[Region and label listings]
┄┄┄┄┄┄┄┄┄┄

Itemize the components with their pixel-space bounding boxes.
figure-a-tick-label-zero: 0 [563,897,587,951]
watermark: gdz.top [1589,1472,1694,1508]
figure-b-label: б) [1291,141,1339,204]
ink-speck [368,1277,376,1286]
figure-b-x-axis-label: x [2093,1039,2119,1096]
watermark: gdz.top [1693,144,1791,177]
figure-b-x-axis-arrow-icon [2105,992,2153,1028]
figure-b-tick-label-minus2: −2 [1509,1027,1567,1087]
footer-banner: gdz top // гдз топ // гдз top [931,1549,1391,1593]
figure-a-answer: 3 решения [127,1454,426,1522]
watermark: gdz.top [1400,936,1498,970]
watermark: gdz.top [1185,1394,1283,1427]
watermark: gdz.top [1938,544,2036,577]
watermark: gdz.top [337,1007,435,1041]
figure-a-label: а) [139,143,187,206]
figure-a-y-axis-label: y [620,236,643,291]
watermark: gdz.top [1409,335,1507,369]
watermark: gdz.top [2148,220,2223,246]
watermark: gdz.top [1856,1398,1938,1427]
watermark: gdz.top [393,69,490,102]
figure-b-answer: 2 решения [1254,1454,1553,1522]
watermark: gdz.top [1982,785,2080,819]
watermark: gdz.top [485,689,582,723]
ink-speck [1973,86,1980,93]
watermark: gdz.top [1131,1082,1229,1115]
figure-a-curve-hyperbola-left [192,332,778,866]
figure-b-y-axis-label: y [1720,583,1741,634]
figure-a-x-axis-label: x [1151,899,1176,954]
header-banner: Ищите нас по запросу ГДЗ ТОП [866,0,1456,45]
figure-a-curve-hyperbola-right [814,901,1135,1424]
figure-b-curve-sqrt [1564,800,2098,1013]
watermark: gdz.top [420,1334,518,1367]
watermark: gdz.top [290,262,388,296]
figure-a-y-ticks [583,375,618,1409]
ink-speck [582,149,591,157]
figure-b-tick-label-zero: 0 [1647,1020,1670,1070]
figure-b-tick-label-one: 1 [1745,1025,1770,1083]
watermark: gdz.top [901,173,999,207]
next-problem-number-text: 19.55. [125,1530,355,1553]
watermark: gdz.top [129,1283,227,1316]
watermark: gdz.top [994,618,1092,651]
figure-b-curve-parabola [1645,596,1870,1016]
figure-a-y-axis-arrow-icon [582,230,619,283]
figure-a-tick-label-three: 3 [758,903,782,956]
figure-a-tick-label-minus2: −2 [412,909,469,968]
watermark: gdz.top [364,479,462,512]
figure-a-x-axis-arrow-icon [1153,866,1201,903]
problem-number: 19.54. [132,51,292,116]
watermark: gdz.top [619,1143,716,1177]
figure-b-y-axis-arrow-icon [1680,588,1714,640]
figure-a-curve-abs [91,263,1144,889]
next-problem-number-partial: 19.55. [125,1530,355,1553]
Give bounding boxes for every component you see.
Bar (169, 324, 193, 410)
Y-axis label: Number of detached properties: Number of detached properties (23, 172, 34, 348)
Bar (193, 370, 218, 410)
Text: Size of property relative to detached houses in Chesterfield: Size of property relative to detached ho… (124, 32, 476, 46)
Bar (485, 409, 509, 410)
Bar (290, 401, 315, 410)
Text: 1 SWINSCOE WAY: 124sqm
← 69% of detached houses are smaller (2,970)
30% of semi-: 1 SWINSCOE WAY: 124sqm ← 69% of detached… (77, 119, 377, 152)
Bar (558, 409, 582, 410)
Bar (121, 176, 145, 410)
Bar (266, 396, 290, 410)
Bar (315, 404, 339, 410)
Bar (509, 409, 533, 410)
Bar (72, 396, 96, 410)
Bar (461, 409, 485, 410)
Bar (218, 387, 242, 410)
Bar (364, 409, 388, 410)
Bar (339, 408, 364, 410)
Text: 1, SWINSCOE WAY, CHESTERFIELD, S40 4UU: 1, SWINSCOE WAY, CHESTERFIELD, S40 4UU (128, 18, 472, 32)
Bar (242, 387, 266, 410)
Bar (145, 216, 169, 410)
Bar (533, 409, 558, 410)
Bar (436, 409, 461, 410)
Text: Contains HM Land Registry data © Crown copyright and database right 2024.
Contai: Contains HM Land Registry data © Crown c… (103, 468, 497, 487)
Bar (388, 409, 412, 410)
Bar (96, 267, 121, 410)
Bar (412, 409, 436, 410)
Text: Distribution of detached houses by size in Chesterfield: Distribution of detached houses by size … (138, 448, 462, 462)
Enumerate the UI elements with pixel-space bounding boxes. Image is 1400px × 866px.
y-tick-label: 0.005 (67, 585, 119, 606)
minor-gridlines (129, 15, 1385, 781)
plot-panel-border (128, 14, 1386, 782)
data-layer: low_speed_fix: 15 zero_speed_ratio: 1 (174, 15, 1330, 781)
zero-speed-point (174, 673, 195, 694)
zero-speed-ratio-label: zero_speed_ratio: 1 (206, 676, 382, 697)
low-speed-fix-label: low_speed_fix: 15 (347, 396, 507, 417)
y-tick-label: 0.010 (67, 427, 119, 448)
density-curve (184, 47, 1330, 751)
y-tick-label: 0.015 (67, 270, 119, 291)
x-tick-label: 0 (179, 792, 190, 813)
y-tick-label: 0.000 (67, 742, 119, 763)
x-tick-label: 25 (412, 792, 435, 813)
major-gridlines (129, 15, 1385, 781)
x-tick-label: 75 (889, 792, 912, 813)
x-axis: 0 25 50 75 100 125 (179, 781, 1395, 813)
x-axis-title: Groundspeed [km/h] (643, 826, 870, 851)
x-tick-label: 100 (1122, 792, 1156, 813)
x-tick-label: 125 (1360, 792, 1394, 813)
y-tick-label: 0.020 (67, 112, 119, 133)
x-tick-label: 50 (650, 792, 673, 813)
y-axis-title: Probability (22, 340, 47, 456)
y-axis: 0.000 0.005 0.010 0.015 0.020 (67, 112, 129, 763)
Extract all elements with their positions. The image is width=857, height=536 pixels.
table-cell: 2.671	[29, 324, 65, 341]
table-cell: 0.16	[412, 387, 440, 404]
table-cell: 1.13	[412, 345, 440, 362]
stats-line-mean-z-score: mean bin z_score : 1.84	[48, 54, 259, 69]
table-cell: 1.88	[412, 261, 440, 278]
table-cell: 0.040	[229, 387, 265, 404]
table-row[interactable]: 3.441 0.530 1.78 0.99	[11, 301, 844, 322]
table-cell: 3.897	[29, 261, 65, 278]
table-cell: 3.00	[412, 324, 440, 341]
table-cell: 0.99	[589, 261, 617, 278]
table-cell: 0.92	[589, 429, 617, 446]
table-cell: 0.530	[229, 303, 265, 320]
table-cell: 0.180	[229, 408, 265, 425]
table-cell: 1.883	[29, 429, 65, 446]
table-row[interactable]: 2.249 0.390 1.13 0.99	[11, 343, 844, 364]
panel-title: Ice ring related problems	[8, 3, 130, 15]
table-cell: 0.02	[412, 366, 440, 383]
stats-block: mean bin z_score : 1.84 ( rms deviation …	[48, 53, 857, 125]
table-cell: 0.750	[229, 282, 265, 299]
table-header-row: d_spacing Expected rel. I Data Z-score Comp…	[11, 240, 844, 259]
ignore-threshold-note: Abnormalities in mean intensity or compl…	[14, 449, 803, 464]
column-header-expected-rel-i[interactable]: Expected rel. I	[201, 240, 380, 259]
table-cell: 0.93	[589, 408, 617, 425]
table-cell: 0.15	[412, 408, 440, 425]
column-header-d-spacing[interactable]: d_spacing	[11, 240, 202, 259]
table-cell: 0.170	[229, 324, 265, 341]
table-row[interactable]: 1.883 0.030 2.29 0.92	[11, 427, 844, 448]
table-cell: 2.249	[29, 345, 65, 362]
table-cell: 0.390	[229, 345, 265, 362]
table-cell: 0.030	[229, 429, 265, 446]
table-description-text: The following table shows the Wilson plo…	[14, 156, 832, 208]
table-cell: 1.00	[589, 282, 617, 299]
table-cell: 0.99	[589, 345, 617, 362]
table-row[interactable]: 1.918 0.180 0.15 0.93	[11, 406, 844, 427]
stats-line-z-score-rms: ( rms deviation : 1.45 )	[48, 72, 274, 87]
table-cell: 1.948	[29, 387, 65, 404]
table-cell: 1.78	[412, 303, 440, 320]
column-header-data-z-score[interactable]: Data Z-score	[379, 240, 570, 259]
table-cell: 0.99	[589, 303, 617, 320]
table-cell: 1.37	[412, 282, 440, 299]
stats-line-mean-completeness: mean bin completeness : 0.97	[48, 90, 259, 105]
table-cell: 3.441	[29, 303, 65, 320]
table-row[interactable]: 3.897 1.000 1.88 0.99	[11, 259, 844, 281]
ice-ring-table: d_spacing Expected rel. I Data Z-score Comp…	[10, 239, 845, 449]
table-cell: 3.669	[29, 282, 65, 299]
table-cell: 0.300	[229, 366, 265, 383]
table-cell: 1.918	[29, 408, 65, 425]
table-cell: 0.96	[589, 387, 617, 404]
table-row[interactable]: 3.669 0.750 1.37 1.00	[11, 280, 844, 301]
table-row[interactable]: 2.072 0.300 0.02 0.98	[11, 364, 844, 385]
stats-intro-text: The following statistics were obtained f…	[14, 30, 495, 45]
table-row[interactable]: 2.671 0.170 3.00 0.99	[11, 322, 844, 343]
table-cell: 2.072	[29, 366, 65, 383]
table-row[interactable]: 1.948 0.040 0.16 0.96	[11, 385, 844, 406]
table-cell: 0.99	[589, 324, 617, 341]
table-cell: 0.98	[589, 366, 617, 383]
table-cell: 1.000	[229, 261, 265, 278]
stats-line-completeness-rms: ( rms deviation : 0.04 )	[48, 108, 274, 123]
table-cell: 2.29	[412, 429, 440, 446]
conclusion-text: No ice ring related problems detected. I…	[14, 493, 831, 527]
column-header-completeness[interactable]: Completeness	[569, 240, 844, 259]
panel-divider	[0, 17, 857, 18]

┄┄┄┄┄┄┄┄┄┄

Task to complete: Starting at the beginning of the data and ending at the line that contains "watermark: gdz.top [994,618,1092,651]", write out those lines again, swapping "ink-speck" for "stray-mark" and leaving everything else unchanged.

Task answer:
Itemize the components with their pixel-space bounding boxes.
figure-a-tick-label-zero: 0 [563,897,587,951]
watermark: gdz.top [1589,1472,1694,1508]
figure-b-label: б) [1291,141,1339,204]
stray-mark [368,1277,376,1286]
figure-b-x-axis-label: x [2093,1039,2119,1096]
watermark: gdz.top [1693,144,1791,177]
figure-b-x-axis-arrow-icon [2105,992,2153,1028]
figure-b-tick-label-minus2: −2 [1509,1027,1567,1087]
footer-banner: gdz top // гдз топ // гдз top [931,1549,1391,1593]
figure-a-answer: 3 решения [127,1454,426,1522]
watermark: gdz.top [1400,936,1498,970]
watermark: gdz.top [1185,1394,1283,1427]
watermark: gdz.top [1938,544,2036,577]
watermark: gdz.top [337,1007,435,1041]
figure-a-label: а) [139,143,187,206]
figure-a-y-axis-label: y [620,236,643,291]
watermark: gdz.top [1409,335,1507,369]
watermark: gdz.top [2148,220,2223,246]
watermark: gdz.top [1856,1398,1938,1427]
watermark: gdz.top [393,69,490,102]
figure-b-answer: 2 решения [1254,1454,1553,1522]
watermark: gdz.top [1982,785,2080,819]
watermark: gdz.top [485,689,582,723]
stray-mark [1973,86,1980,93]
watermark: gdz.top [1131,1082,1229,1115]
figure-a-curve-hyperbola-left [192,332,778,866]
figure-b-y-axis-label: y [1720,583,1741,634]
figure-a-x-axis-label: x [1151,899,1176,954]
header-banner: Ищите нас по запросу ГДЗ ТОП [866,0,1456,45]
figure-a-curve-hyperbola-right [814,901,1135,1424]
figure-b-curve-sqrt [1564,800,2098,1013]
watermark: gdz.top [420,1334,518,1367]
watermark: gdz.top [290,262,388,296]
figure-a-y-ticks [583,375,618,1409]
stray-mark [582,149,591,157]
figure-b-tick-label-zero: 0 [1647,1020,1670,1070]
figure-b-tick-label-one: 1 [1745,1025,1770,1083]
watermark: gdz.top [901,173,999,207]
next-problem-number-text: 19.55. [125,1530,355,1553]
watermark: gdz.top [129,1283,227,1316]
watermark: gdz.top [994,618,1092,651]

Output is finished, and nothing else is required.